**What you have to do:** Isolate every line in the records below with "Skirt" in it.

**Collected data entries:**

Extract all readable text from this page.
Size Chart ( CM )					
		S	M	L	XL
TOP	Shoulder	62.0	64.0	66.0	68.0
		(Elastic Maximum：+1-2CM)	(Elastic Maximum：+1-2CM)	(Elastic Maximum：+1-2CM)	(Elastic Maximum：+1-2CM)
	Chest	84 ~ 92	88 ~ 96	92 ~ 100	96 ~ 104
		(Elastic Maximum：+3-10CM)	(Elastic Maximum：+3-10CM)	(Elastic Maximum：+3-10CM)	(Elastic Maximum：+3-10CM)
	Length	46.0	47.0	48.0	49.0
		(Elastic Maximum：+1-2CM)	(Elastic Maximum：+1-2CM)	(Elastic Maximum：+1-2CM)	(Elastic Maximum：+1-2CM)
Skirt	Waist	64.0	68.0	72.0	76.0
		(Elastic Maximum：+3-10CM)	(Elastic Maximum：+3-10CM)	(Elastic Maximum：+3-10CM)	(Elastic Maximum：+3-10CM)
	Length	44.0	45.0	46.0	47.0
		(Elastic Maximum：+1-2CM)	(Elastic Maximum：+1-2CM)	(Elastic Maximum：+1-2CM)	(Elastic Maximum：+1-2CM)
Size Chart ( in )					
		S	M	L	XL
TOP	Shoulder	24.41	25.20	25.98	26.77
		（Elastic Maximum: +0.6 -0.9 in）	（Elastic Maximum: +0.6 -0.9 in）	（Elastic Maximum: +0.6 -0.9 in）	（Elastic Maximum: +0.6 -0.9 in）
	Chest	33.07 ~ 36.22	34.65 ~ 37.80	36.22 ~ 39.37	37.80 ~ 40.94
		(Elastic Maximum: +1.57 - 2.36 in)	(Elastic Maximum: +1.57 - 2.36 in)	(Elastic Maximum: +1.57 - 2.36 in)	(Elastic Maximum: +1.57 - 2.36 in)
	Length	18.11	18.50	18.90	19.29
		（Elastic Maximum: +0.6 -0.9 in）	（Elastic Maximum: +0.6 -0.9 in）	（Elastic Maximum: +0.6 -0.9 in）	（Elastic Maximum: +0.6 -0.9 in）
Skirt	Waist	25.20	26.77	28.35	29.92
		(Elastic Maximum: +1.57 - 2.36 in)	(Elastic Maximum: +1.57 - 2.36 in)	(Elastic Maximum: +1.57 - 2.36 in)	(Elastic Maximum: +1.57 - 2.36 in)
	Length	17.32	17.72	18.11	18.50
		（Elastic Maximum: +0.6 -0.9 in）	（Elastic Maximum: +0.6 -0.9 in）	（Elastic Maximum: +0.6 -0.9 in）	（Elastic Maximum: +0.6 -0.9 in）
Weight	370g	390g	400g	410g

**Reply to the task:**
Skirt	Waist	64.0	68.0	72.0	76.0
Skirt	Waist	25.20	26.77	28.35	29.92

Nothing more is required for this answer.